● **EXERCISE**
Find and return each line containing "Rental".
^^^^^^^^^^^^^^^^
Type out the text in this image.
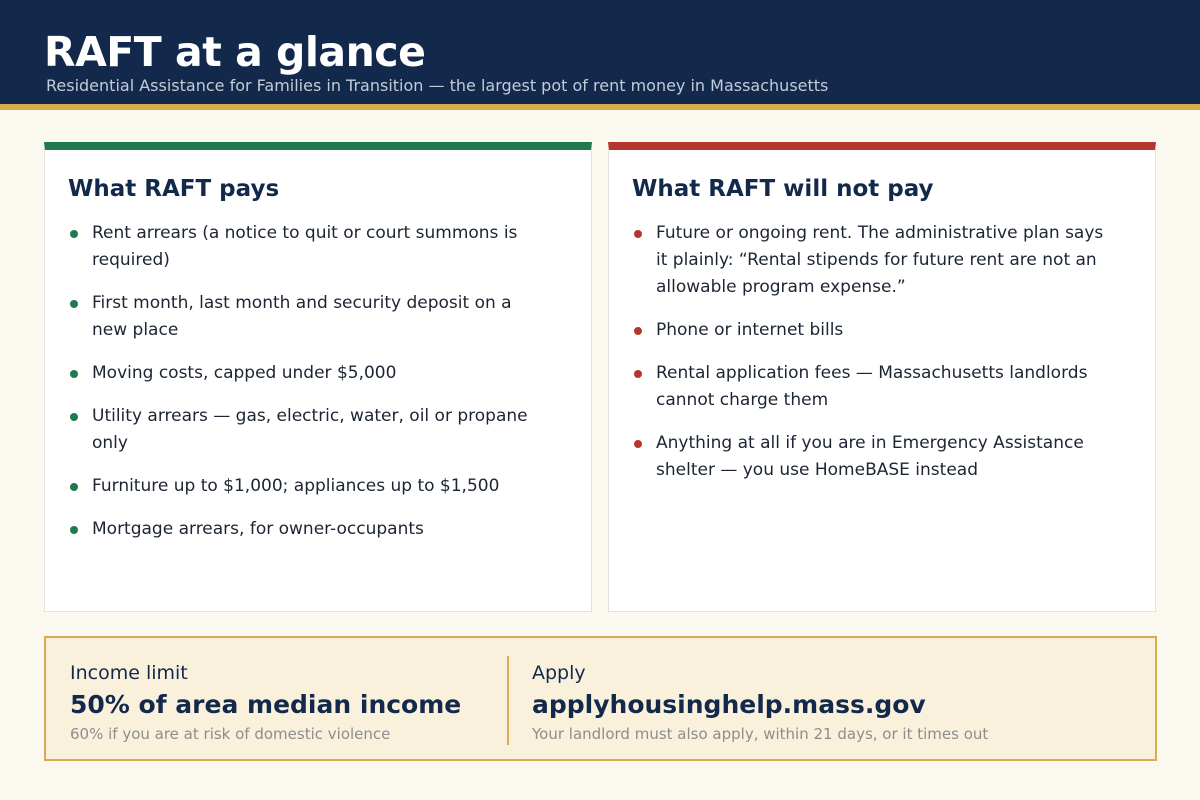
RAFT at a glance
Residential Assistance for Families in Transition — the largest pot of rent money in Massachusetts
What RAFT pays
Rent arrears (a notice to quit or court summons is required)
First month, last month and security deposit on a new place
Moving costs, capped under $5,000
Utility arrears — gas, electric, water, oil or propane only
Furniture up to $1,000; appliances up to $1,500
Mortgage arrears, for owner-occupants
What RAFT will not pay
Future or ongoing rent. The administrative plan says it plainly: “Rental stipends for future rent are not an allowable program expense.”
Phone or internet bills
Rental application fees — Massachusetts landlords cannot charge them
Anything at all if you are in Emergency Assistance shelter — you use HomeBASE instead
Income limit
50% of area median income
60% if you are at risk of domestic violence
Apply
applyhousinghelp.mass.gov
Your landlord must also apply, within 21 days, or it times out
^^^^^^^^^^^^^^^^
● **RESULT OF THE TASK**
Future or ongoing rent. The administrative plan says it plainly: “Rental stipends for future rent are not an allowable program expense.”
Rental application fees — Massachusetts landlords cannot charge them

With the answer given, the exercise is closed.